## Work to do
All of the data below should be written out exactly.

## Supplied records

#####

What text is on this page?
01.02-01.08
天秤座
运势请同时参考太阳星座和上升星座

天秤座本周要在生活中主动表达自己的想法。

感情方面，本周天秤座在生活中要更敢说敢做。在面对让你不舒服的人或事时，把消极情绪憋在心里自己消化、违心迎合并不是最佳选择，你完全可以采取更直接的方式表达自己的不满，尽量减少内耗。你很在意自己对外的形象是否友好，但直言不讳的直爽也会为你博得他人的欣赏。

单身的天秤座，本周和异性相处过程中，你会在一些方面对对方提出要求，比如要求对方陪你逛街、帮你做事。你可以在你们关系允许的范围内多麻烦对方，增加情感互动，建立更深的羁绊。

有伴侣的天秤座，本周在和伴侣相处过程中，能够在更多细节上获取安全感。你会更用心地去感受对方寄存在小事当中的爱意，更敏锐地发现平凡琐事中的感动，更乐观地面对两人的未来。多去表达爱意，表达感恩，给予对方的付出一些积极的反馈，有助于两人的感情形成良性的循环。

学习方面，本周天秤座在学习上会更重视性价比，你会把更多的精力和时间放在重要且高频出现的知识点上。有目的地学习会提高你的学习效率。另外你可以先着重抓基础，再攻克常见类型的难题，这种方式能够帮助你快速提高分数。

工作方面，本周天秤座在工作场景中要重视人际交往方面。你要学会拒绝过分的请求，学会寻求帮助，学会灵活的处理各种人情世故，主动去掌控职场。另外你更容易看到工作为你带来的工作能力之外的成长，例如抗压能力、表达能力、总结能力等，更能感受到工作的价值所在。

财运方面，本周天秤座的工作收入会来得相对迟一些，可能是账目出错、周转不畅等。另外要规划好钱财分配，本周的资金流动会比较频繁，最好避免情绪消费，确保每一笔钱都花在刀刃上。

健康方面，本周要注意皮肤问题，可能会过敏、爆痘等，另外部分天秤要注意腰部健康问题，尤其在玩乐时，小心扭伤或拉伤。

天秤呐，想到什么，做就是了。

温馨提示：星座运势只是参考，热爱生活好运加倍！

#####

## Solved problem
What text is on this page?
01.02-01.08
天秤座
运势请同时参考太阳星座和上升星座

天秤座本周要在生活中主动表达自己的想法。

感情方面，本周天秤座在生活中要更敢说敢做。在面对让你不舒服的人或事时，把消极情绪憋在心里自己消化、违心迎合并不是最佳选择，你完全可以采取更直接的方式表达自己的不满，尽量减少内耗。你很在意自己对外的形象是否友好，但直言不讳的直爽也会为你博得他人的欣赏。

单身的天秤座，本周和异性相处过程中，你会在一些方面对对方提出要求，比如要求对方陪你逛街、帮你做事。你可以在你们关系允许的范围内多麻烦对方，增加情感互动，建立更深的羁绊。

有伴侣的天秤座，本周在和伴侣相处过程中，能够在更多细节上获取安全感。你会更用心地去感受对方寄存在小事当中的爱意，更敏锐地发现平凡琐事中的感动，更乐观地面对两人的未来。多去表达爱意，表达感恩，给予对方的付出一些积极的反馈，有助于两人的感情形成良性的循环。

学习方面，本周天秤座在学习上会更重视性价比，你会把更多的精力和时间放在重要且高频出现的知识点上。有目的地学习会提高你的学习效率。另外你可以先着重抓基础，再攻克常见类型的难题，这种方式能够帮助你快速提高分数。

工作方面，本周天秤座在工作场景中要重视人际交往方面。你要学会拒绝过分的请求，学会寻求帮助，学会灵活的处理各种人情世故，主动去掌控职场。另外你更容易看到工作为你带来的工作能力之外的成长，例如抗压能力、表达能力、总结能力等，更能感受到工作的价值所在。

财运方面，本周天秤座的工作收入会来得相对迟一些，可能是账目出错、周转不畅等。另外要规划好钱财分配，本周的资金流动会比较频繁，最好避免情绪消费，确保每一笔钱都花在刀刃上。

健康方面，本周要注意皮肤问题，可能会过敏、爆痘等，另外部分天秤要注意腰部健康问题，尤其在玩乐时，小心扭伤或拉伤。

天秤呐，想到什么，做就是了。

温馨提示：星座运势只是参考，热爱生活好运加倍！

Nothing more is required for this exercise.